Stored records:
— START —

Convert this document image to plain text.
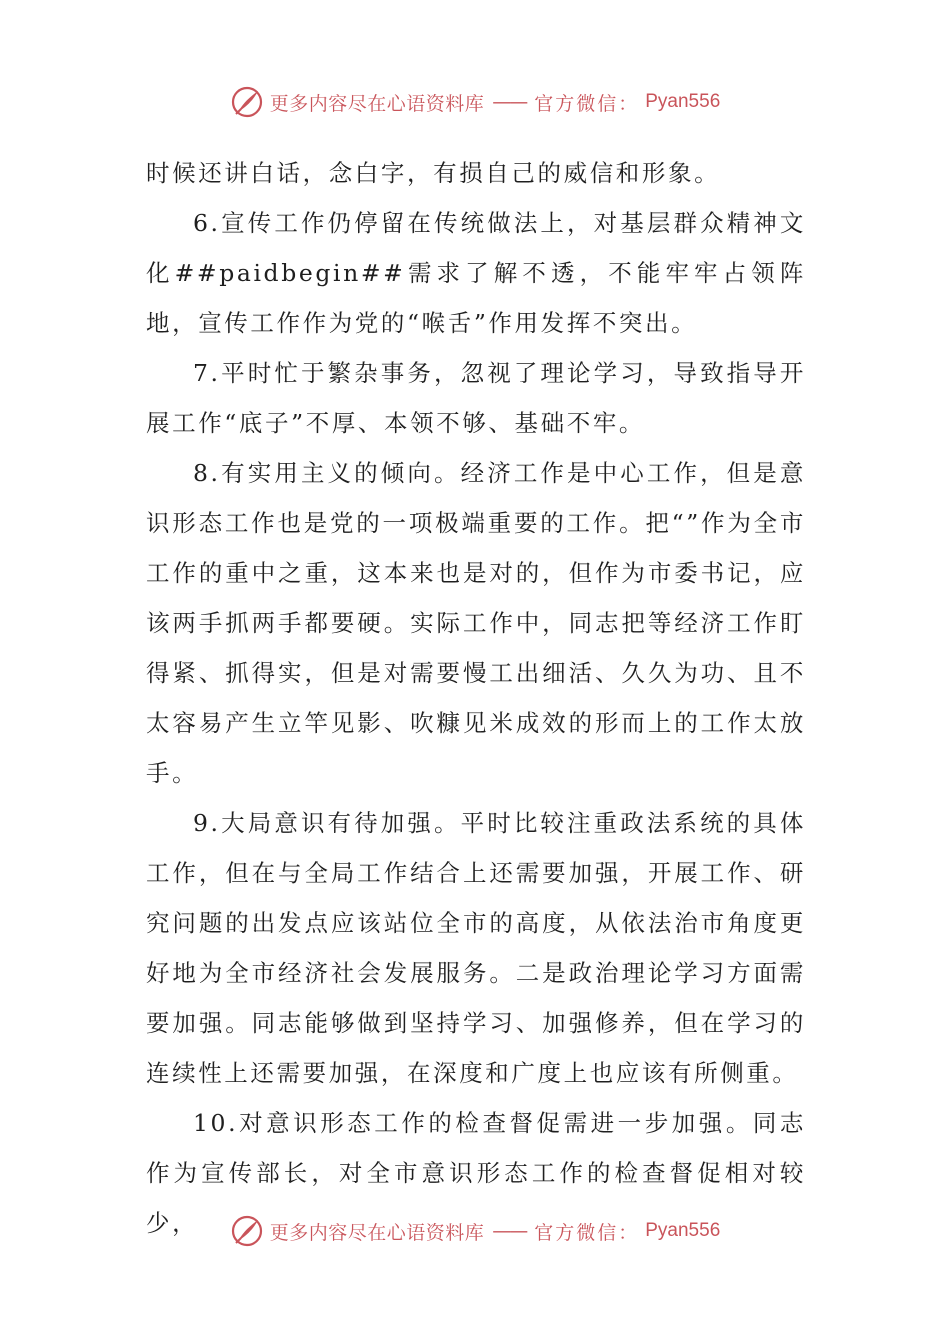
更多内容尽在心语资料库 —— 官方微信： Pyan556

时候还讲白话，念白字，有损自己的威信和形象。

6.宣传工作仍停留在传统做法上，对基层群众精神文化##paidbegin##需求了解不透，不能牢牢占领阵地，宣传工作作为党的“喉舌”作用发挥不突出。

7.平时忙于繁杂事务，忽视了理论学习，导致指导开展工作“底子”不厚、本领不够、基础不牢。

8.有实用主义的倾向。经济工作是中心工作，但是意识形态工作也是党的一项极端重要的工作。把“”作为全市工作的重中之重，这本来也是对的，但作为市委书记，应该两手抓两手都要硬。实际工作中，同志把等经济工作盯得紧、抓得实，但是对需要慢工出细活、久久为功、且不太容易产生立竿见影、吹糠见米成效的形而上的工作太放手。

9.大局意识有待加强。平时比较注重政法系统的具体工作，但在与全局工作结合上还需要加强，开展工作、研究问题的出发点应该站位全市的高度，从依法治市角度更好地为全市经济社会发展服务。二是政治理论学习方面需要加强。同志能够做到坚持学习、加强修养，但在学习的连续性上还需要加强，在深度和广度上也应该有所侧重。

10.对意识形态工作的检查督促需进一步加强。同志作为宣传部长，对全市意识形态工作的检查督促相对较少，	更多内容尽在心语资料库 —— 官方微信： Pyan556
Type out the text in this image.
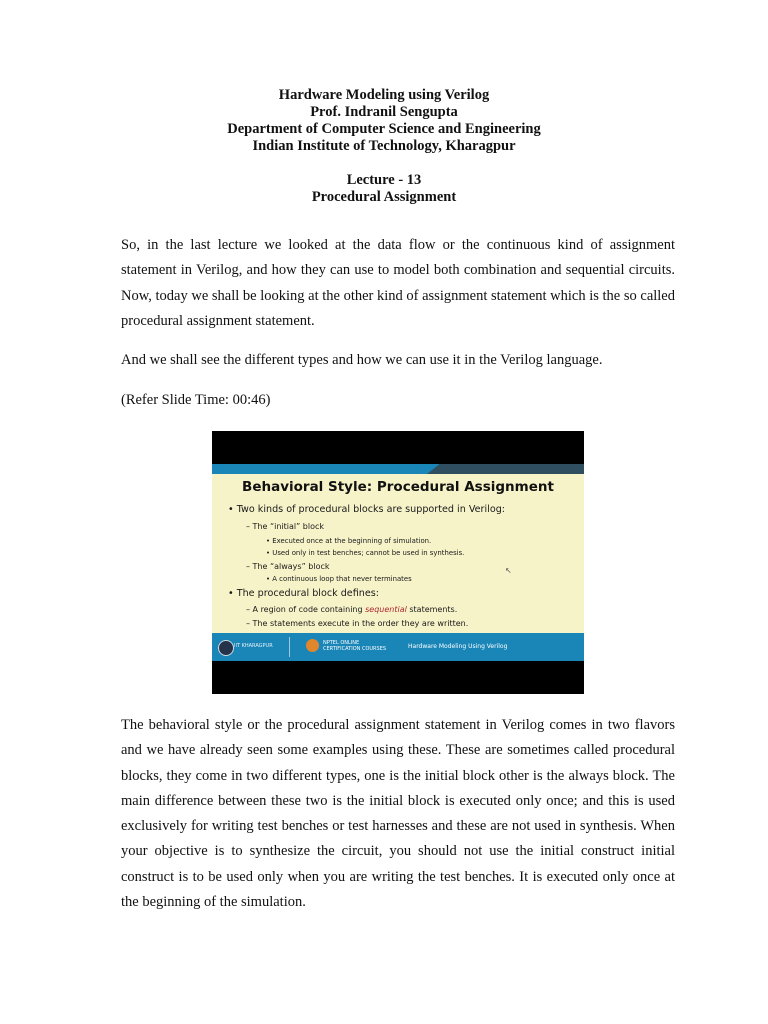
Hardware Modeling using Verilog
Prof. Indranil Sengupta
Department of Computer Science and Engineering
Indian Institute of Technology, Kharagpur
Lecture - 13
Procedural Assignment

So, in the last lecture we looked at the data flow or the continuous kind of assignment statement in Verilog, and how they can use to model both combination and sequential circuits. Now, today we shall be looking at the other kind of assignment statement which is the so called procedural assignment statement.

And we shall see the different types and how we can use it in the Verilog language.

(Refer Slide Time: 00:46)

Behavioral Style: Procedural Assignment
• Two kinds of procedural blocks are supported in Verilog:
– The “initial” block
• Executed once at the beginning of simulation.
• Used only in test benches; cannot be used in synthesis.
– The “always” block
• A continuous loop that never terminates
• The procedural block defines:
– A region of code containing sequential statements.
– The statements execute in the order they are written.
↖
IIT KHARAGPUR	NPTEL ONLINE
CERTIFICATION COURSES	Hardware Modeling Using Verilog

The behavioral style or the procedural assignment statement in Verilog comes in two flavors and we have already seen some examples using these. These are sometimes called procedural blocks, they come in two different types, one is the initial block other is the always block. The main difference between these two is the initial block is executed only once; and this is used exclusively for writing test benches or test harnesses and these are not used in synthesis. When your objective is to synthesize the circuit, you should not use the initial construct initial construct is to be used only when you are writing the test benches. It is executed only once at the beginning of the simulation.
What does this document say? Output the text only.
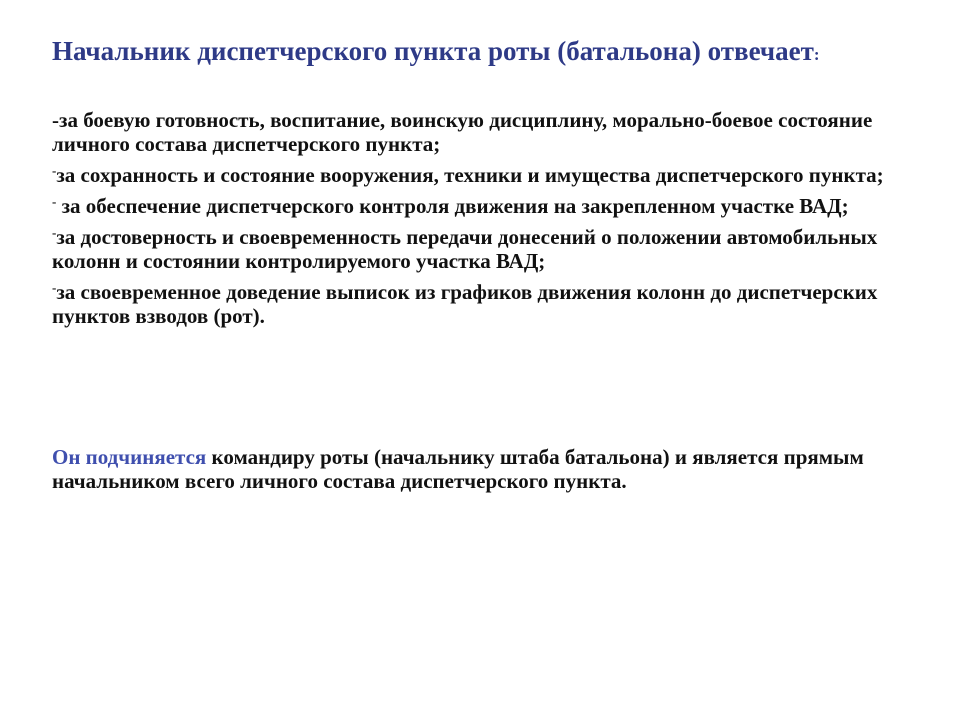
Начальник диспетчерского пункта роты (батальона) отвечает:
-за боевую готовность, воспитание, воинскую дисциплину, морально-боевое состояние личного состава диспетчерского пункта;
-за сохранность и состояние вооружения, техники и имущества диспетчерского пункта;
- за обеспечение диспетчерского контроля движения на закрепленном участке ВАД;
-за достоверность и своевременность передачи донесений о положении автомобильных колонн и состоянии контролируемого участка ВАД;
-за своевременное доведение выписок из графиков движения колонн до диспетчерских пунктов взводов (рот).

Он подчиняется командиру роты (начальнику штаба батальона) и является прямым начальником всего личного состава диспетчерского пункта.
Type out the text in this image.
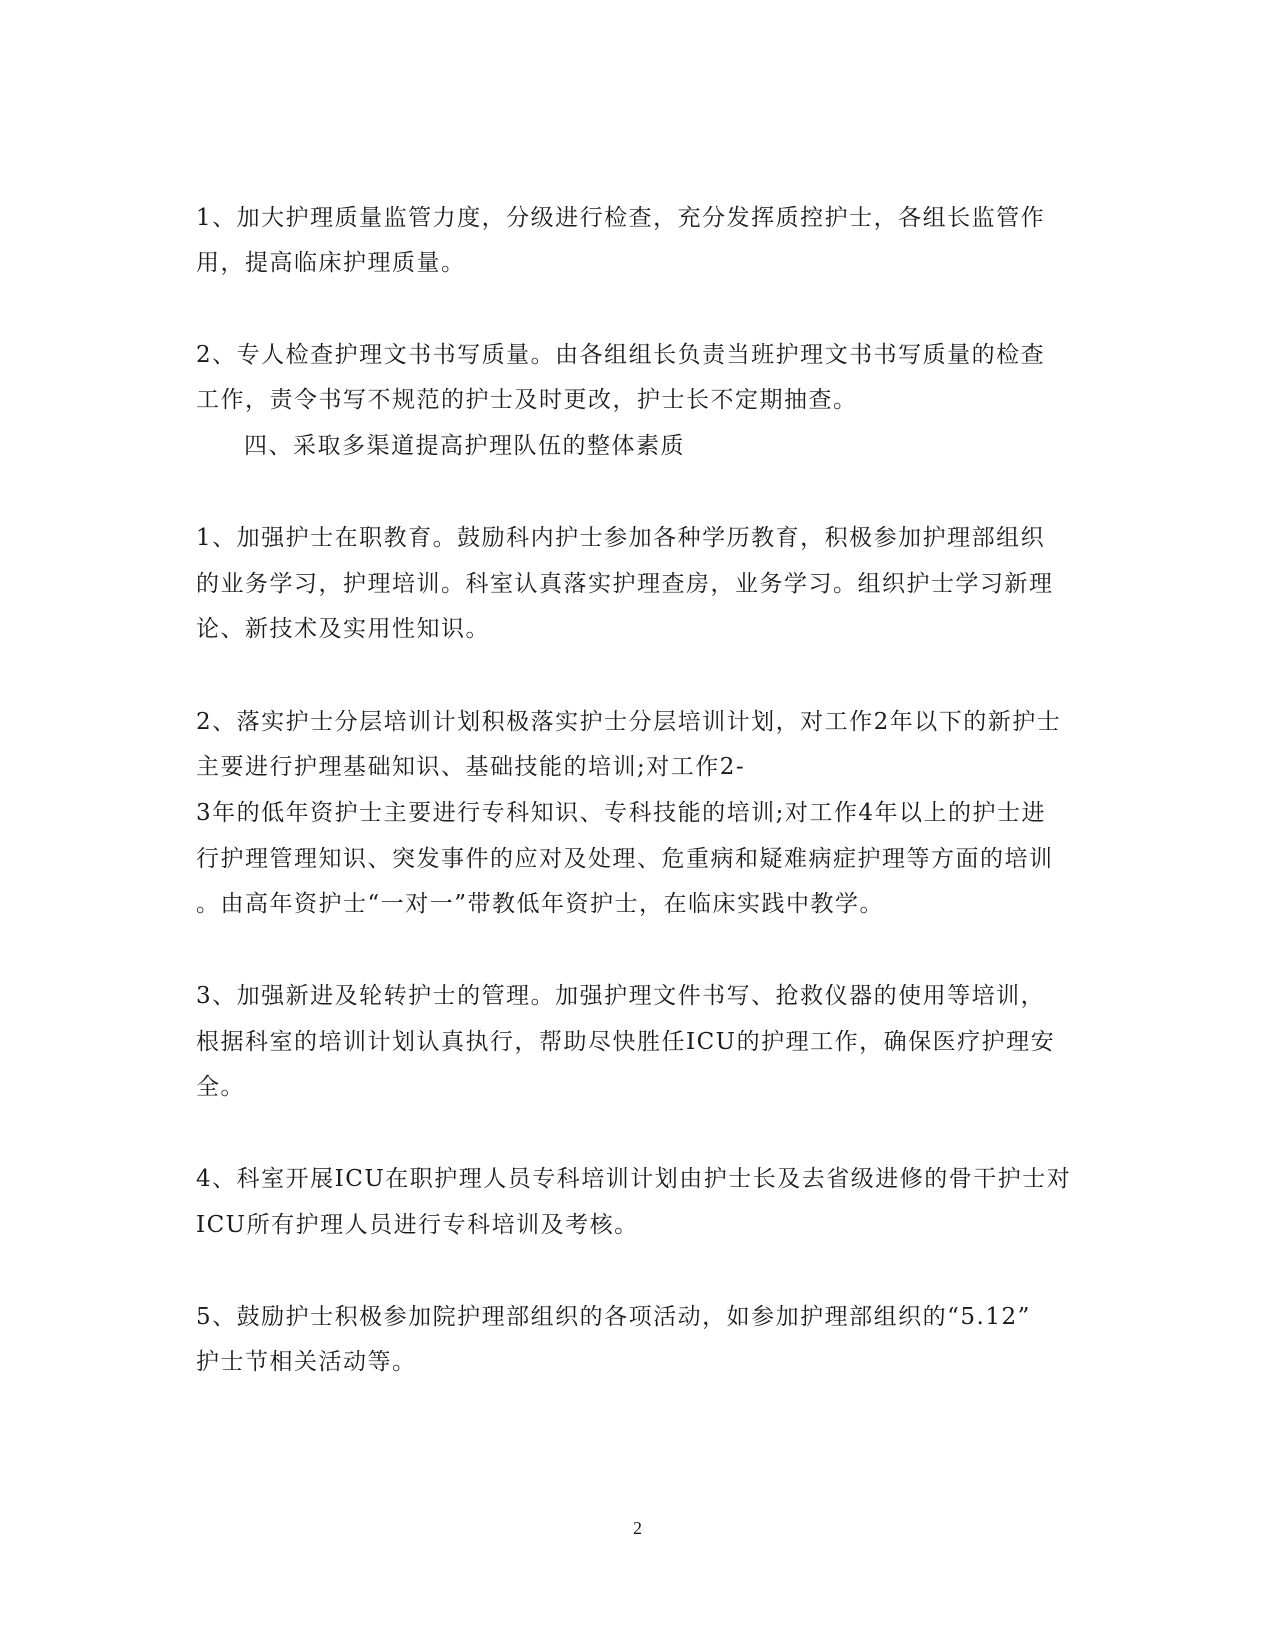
1、加大护理质量监管力度，分级进行检查，充分发挥质控护士，各组长监管作
用，提高临床护理质量。
2、专人检查护理文书书写质量。由各组组长负责当班护理文书书写质量的检查
工作，责令书写不规范的护士及时更改，护士长不定期抽查。
四、采取多渠道提高护理队伍的整体素质
1、加强护士在职教育。鼓励科内护士参加各种学历教育，积极参加护理部组织
的业务学习，护理培训。科室认真落实护理查房，业务学习。组织护士学习新理
论、新技术及实用性知识。
2、落实护士分层培训计划积极落实护士分层培训计划，对工作2年以下的新护士
主要进行护理基础知识、基础技能的培训;对工作2-
3年的低年资护士主要进行专科知识、专科技能的培训;对工作4年以上的护士进
行护理管理知识、突发事件的应对及处理、危重病和疑难病症护理等方面的培训
。由高年资护士“一对一”带教低年资护士，在临床实践中教学。
3、加强新进及轮转护士的管理。加强护理文件书写、抢救仪器的使用等培训，
根据科室的培训计划认真执行，帮助尽快胜任ICU的护理工作，确保医疗护理安
全。
4、科室开展ICU在职护理人员专科培训计划由护士长及去省级进修的骨干护士对
ICU所有护理人员进行专科培训及考核。
5、鼓励护士积极参加院护理部组织的各项活动，如参加护理部组织的“5.12”
护士节相关活动等。
2
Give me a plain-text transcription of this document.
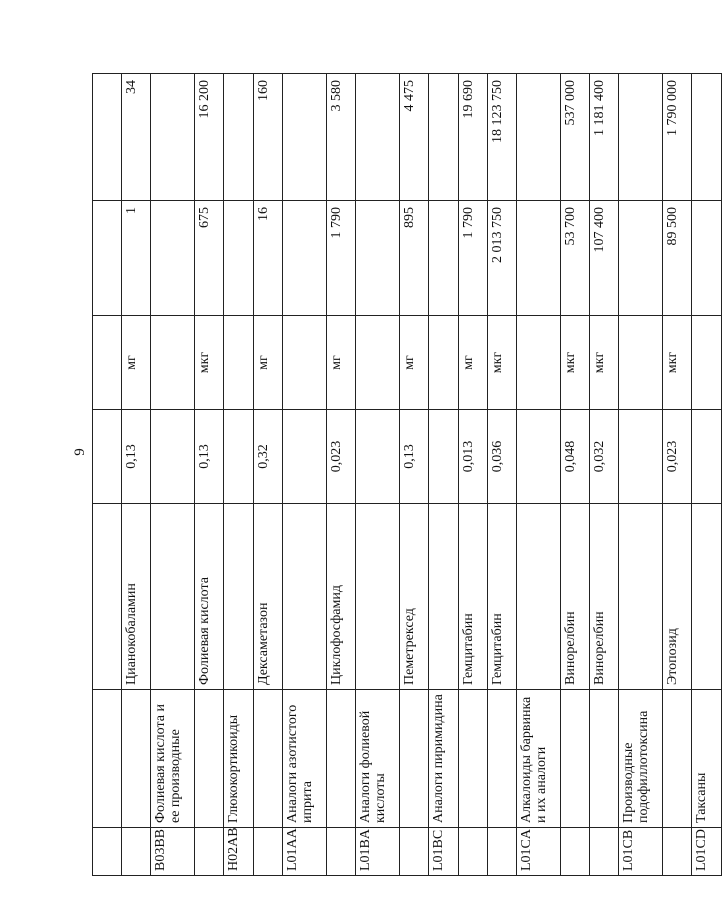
9

		Цианокобаламин	0,13	мг	1	34
B03BB	Фолиевая кислота и ее производные					
		Фолиевая кислота	0,13	мкг	675	16 200
H02AB	Глюкокортикоиды					
		Дексаметазон	0,32	мг	16	160
L01AA	Аналоги азотистого иприта					
		Циклофосфамид	0,023	мг	1 790	3 580
L01BA	Аналоги фолиевой кислоты					
		Пеметрексед	0,13	мг	895	4 475
L01BC	Аналоги пиримидина					
		Гемцитабин	0,013	мг	1 790	19 690
		Гемцитабин	0,036	мкг	2 013 750	18 123 750
L01CA	Алкалоиды барвинка и их аналоги					
		Винорелбин	0,048	мкг	53 700	537 000
		Винорелбин	0,032	мкг	107 400	1 181 400
L01CB	Производные подофиллотоксина					
		Этопозид	0,023	мкг	89 500	1 790 000
L01CD	Таксаны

— END —

**THE EXERCISE**: Repeat the listing verbatim. Skip the pictures.

**THE SOLUTION**:
Convert this document image to plain text.
更多内容尽在心语资料库 —— 官方微信： Pyan556

时候还讲白话，念白字，有损自己的威信和形象。

6.宣传工作仍停留在传统做法上，对基层群众精神文化##paidbegin##需求了解不透，不能牢牢占领阵地，宣传工作作为党的“喉舌”作用发挥不突出。

7.平时忙于繁杂事务，忽视了理论学习，导致指导开展工作“底子”不厚、本领不够、基础不牢。

8.有实用主义的倾向。经济工作是中心工作，但是意识形态工作也是党的一项极端重要的工作。把“”作为全市工作的重中之重，这本来也是对的，但作为市委书记，应该两手抓两手都要硬。实际工作中，同志把等经济工作盯得紧、抓得实，但是对需要慢工出细活、久久为功、且不太容易产生立竿见影、吹糠见米成效的形而上的工作太放手。

9.大局意识有待加强。平时比较注重政法系统的具体工作，但在与全局工作结合上还需要加强，开展工作、研究问题的出发点应该站位全市的高度，从依法治市角度更好地为全市经济社会发展服务。二是政治理论学习方面需要加强。同志能够做到坚持学习、加强修养，但在学习的连续性上还需要加强，在深度和广度上也应该有所侧重。

10.对意识形态工作的检查督促需进一步加强。同志作为宣传部长，对全市意识形态工作的检查督促相对较少，	更多内容尽在心语资料库 —— 官方微信： Pyan556
Type out the text in this image.
Hardware Modeling using Verilog
Prof. Indranil Sengupta
Department of Computer Science and Engineering
Indian Institute of Technology, Kharagpur
Lecture - 13
Procedural Assignment

So, in the last lecture we looked at the data flow or the continuous kind of assignment statement in Verilog, and how they can use to model both combination and sequential circuits. Now, today we shall be looking at the other kind of assignment statement which is the so called procedural assignment statement.

And we shall see the different types and how we can use it in the Verilog language.

(Refer Slide Time: 00:46)

Behavioral Style: Procedural Assignment
• Two kinds of procedural blocks are supported in Verilog:
– The “initial” block
• Executed once at the beginning of simulation.
• Used only in test benches; cannot be used in synthesis.
– The “always” block
• A continuous loop that never terminates
• The procedural block defines:
– A region of code containing sequential statements.
– The statements execute in the order they are written.
↖
IIT KHARAGPUR	NPTEL ONLINE
CERTIFICATION COURSES	Hardware Modeling Using Verilog

The behavioral style or the procedural assignment statement in Verilog comes in two flavors and we have already seen some examples using these. These are sometimes called procedural blocks, they come in two different types, one is the initial block other is the always block. The main difference between these two is the initial block is executed only once; and this is used exclusively for writing test benches or test harnesses and these are not used in synthesis. When your objective is to synthesize the circuit, you should not use the initial construct initial construct is to be used only when you are writing the test benches. It is executed only once at the beginning of the simulation.
What does this document say? Output the text only.
Начальник диспетчерского пункта роты (батальона) отвечает:
-за боевую готовность, воспитание, воинскую дисциплину, морально-боевое состояние личного состава диспетчерского пункта;
-за сохранность и состояние вооружения, техники и имущества диспетчерского пункта;
- за обеспечение диспетчерского контроля движения на закрепленном участке ВАД;
-за достоверность и своевременность передачи донесений о положении автомобильных колонн и состоянии контролируемого участка ВАД;
-за своевременное доведение выписок из графиков движения колонн до диспетчерских пунктов взводов (рот).

Он подчиняется командиру роты (начальнику штаба батальона) и является прямым начальником всего личного состава диспетчерского пункта.
Type out the text in this image.
1、加大护理质量监管力度，分级进行检查，充分发挥质控护士，各组长监管作
用，提高临床护理质量。
2、专人检查护理文书书写质量。由各组组长负责当班护理文书书写质量的检查
工作，责令书写不规范的护士及时更改，护士长不定期抽查。
四、采取多渠道提高护理队伍的整体素质
1、加强护士在职教育。鼓励科内护士参加各种学历教育，积极参加护理部组织
的业务学习，护理培训。科室认真落实护理查房，业务学习。组织护士学习新理
论、新技术及实用性知识。
2、落实护士分层培训计划积极落实护士分层培训计划，对工作2年以下的新护士
主要进行护理基础知识、基础技能的培训;对工作2-
3年的低年资护士主要进行专科知识、专科技能的培训;对工作4年以上的护士进
行护理管理知识、突发事件的应对及处理、危重病和疑难病症护理等方面的培训
。由高年资护士“一对一”带教低年资护士，在临床实践中教学。
3、加强新进及轮转护士的管理。加强护理文件书写、抢救仪器的使用等培训，
根据科室的培训计划认真执行，帮助尽快胜任ICU的护理工作，确保医疗护理安
全。
4、科室开展ICU在职护理人员专科培训计划由护士长及去省级进修的骨干护士对
ICU所有护理人员进行专科培训及考核。
5、鼓励护士积极参加院护理部组织的各项活动，如参加护理部组织的“5.12”
护士节相关活动等。
2
Give me a plain-text transcription of this document.
9

		Цианокобаламин	0,13	мг	1	34
B03BB	Фолиевая кислота и ее производные					
		Фолиевая кислота	0,13	мкг	675	16 200
H02AB	Глюкокортикоиды					
		Дексаметазон	0,32	мг	16	160
L01AA	Аналоги азотистого иприта					
		Циклофосфамид	0,023	мг	1 790	3 580
L01BA	Аналоги фолиевой кислоты					
		Пеметрексед	0,13	мг	895	4 475
L01BC	Аналоги пиримидина					
		Гемцитабин	0,013	мг	1 790	19 690
		Гемцитабин	0,036	мкг	2 013 750	18 123 750
L01CA	Алкалоиды барвинка и их аналоги					
		Винорелбин	0,048	мкг	53 700	537 000
		Винорелбин	0,032	мкг	107 400	1 181 400
L01CB	Производные подофиллотоксина					
		Этопозид	0,023	мкг	89 500	1 790 000
L01CD	Таксаны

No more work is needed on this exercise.